Task statement
Write out every line of the material as it stands, apart from the pictures.

[Dataset items]
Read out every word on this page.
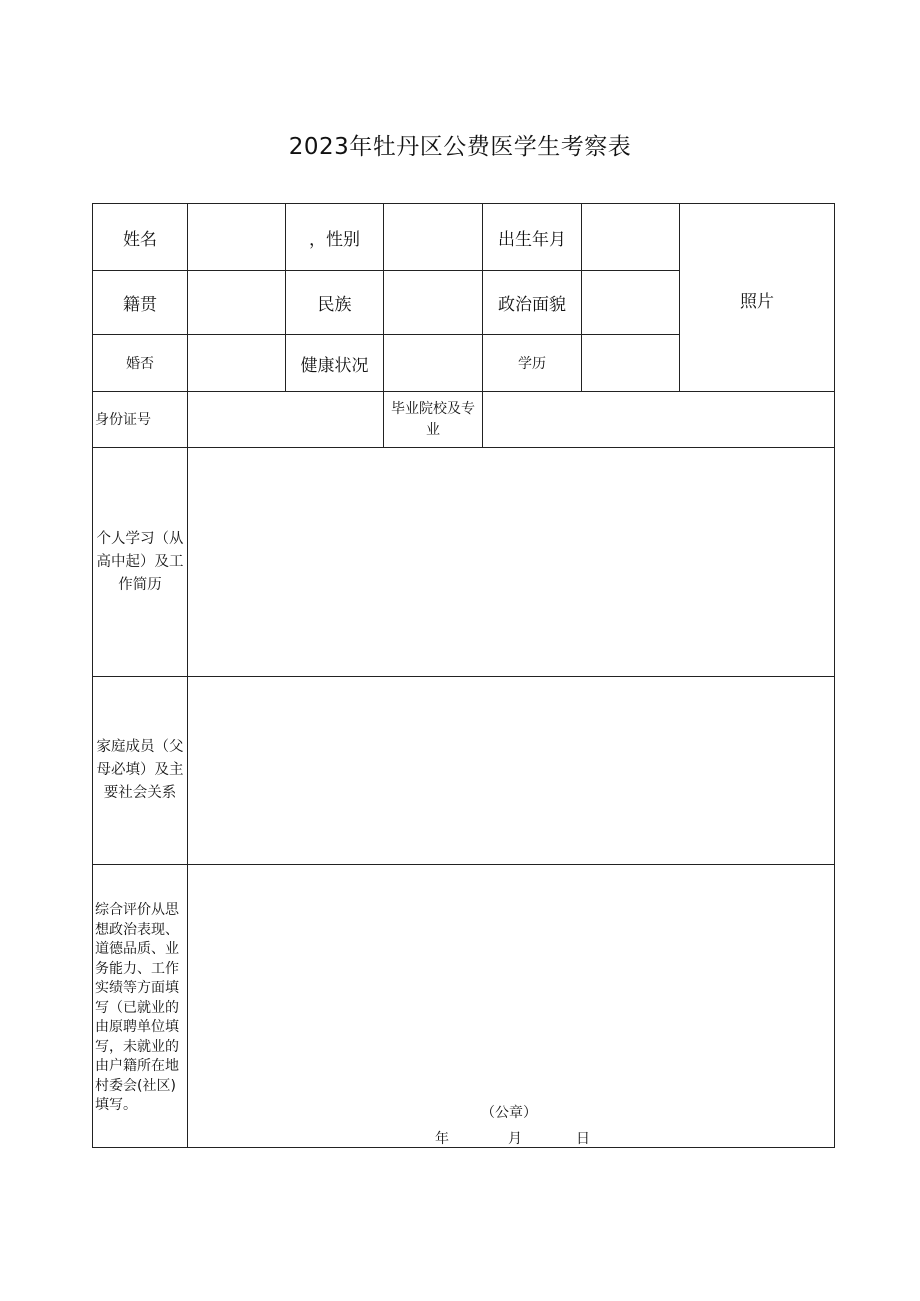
2023年牡丹区公费医学生考察表
姓名		，性别		出生年月		照片
籍贯		民族		政治面貌		
婚否		健康状况		学历		
身份证号			毕业院校及专业			
个人学习（从高中起）及工作简历						
家庭成员（父母必填）及主要社会关系						
综合评价从思想政治表现、道德品质、业务能力、工作实绩等方面填写（已就业的由原聘单位填写，未就业的由户籍所在地村委会(社区)填写。	（公章）
年 月 日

Response for this exercise
Read out every word on this page.
2023年牡丹区公费医学生考察表
姓名		，性别		出生年月		照片
籍贯		民族		政治面貌		
婚否		健康状况		学历		
身份证号			毕业院校及专业			
个人学习（从高中起）及工作简历						
家庭成员（父母必填）及主要社会关系						
综合评价从思想政治表现、道德品质、业务能力、工作实绩等方面填写（已就业的由原聘单位填写，未就业的由户籍所在地村委会(社区)填写。	（公章）
年 月 日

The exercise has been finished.